RAW DATA:
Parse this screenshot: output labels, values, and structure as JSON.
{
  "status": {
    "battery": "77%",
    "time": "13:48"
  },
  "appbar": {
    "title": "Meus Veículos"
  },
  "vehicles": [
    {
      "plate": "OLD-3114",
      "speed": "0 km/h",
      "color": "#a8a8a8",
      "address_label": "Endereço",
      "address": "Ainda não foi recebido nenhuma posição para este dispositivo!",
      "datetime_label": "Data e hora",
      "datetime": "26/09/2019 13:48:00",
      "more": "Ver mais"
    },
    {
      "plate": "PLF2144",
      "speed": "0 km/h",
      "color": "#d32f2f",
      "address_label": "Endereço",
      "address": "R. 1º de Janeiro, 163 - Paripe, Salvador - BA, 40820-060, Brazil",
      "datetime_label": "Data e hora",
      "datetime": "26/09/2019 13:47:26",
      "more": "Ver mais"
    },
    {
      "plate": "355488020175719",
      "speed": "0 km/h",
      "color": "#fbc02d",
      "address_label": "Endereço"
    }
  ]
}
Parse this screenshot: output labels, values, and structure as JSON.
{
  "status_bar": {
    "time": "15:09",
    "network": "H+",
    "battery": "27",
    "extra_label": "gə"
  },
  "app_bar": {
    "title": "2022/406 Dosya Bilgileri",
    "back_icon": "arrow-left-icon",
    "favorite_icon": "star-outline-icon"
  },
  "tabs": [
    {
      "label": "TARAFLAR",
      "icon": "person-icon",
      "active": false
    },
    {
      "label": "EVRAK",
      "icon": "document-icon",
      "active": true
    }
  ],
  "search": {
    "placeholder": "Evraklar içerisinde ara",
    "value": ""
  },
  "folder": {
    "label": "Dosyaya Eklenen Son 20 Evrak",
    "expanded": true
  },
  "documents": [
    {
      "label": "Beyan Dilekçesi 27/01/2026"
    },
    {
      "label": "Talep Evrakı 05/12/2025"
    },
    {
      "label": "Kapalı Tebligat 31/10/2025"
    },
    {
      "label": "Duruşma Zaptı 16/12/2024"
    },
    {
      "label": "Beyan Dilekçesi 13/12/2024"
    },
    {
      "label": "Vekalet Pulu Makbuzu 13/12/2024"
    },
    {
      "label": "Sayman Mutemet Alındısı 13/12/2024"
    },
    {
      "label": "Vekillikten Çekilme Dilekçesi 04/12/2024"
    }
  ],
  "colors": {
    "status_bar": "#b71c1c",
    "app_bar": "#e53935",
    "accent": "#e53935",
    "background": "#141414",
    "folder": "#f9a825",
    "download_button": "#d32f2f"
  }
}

WORK TO COMPLETE:
Repeat every line of the data, exactly and in full.

ANSWER BELOW:
Parse this screenshot: output labels, values, and structure as JSON.
{
  "status": {
    "battery": "77%",
    "time": "13:48"
  },
  "appbar": {
    "title": "Meus Veículos"
  },
  "vehicles": [
    {
      "plate": "OLD-3114",
      "speed": "0 km/h",
      "color": "#a8a8a8",
      "address_label": "Endereço",
      "address": "Ainda não foi recebido nenhuma posição para este dispositivo!",
      "datetime_label": "Data e hora",
      "datetime": "26/09/2019 13:48:00",
      "more": "Ver mais"
    },
    {
      "plate": "PLF2144",
      "speed": "0 km/h",
      "color": "#d32f2f",
      "address_label": "Endereço",
      "address": "R. 1º de Janeiro, 163 - Paripe, Salvador - BA, 40820-060, Brazil",
      "datetime_label": "Data e hora",
      "datetime": "26/09/2019 13:47:26",
      "more": "Ver mais"
    },
    {
      "plate": "355488020175719",
      "speed": "0 km/h",
      "color": "#fbc02d",
      "address_label": "Endereço"
    }
  ]
}
Parse this screenshot: output labels, values, and structure as JSON.
{
  "status_bar": {
    "time": "15:09",
    "network": "H+",
    "battery": "27",
    "extra_label": "gə"
  },
  "app_bar": {
    "title": "2022/406 Dosya Bilgileri",
    "back_icon": "arrow-left-icon",
    "favorite_icon": "star-outline-icon"
  },
  "tabs": [
    {
      "label": "TARAFLAR",
      "icon": "person-icon",
      "active": false
    },
    {
      "label": "EVRAK",
      "icon": "document-icon",
      "active": true
    }
  ],
  "search": {
    "placeholder": "Evraklar içerisinde ara",
    "value": ""
  },
  "folder": {
    "label": "Dosyaya Eklenen Son 20 Evrak",
    "expanded": true
  },
  "documents": [
    {
      "label": "Beyan Dilekçesi 27/01/2026"
    },
    {
      "label": "Talep Evrakı 05/12/2025"
    },
    {
      "label": "Kapalı Tebligat 31/10/2025"
    },
    {
      "label": "Duruşma Zaptı 16/12/2024"
    },
    {
      "label": "Beyan Dilekçesi 13/12/2024"
    },
    {
      "label": "Vekalet Pulu Makbuzu 13/12/2024"
    },
    {
      "label": "Sayman Mutemet Alındısı 13/12/2024"
    },
    {
      "label": "Vekillikten Çekilme Dilekçesi 04/12/2024"
    }
  ],
  "colors": {
    "status_bar": "#b71c1c",
    "app_bar": "#e53935",
    "accent": "#e53935",
    "background": "#141414",
    "folder": "#f9a825",
    "download_button": "#d32f2f"
  }
}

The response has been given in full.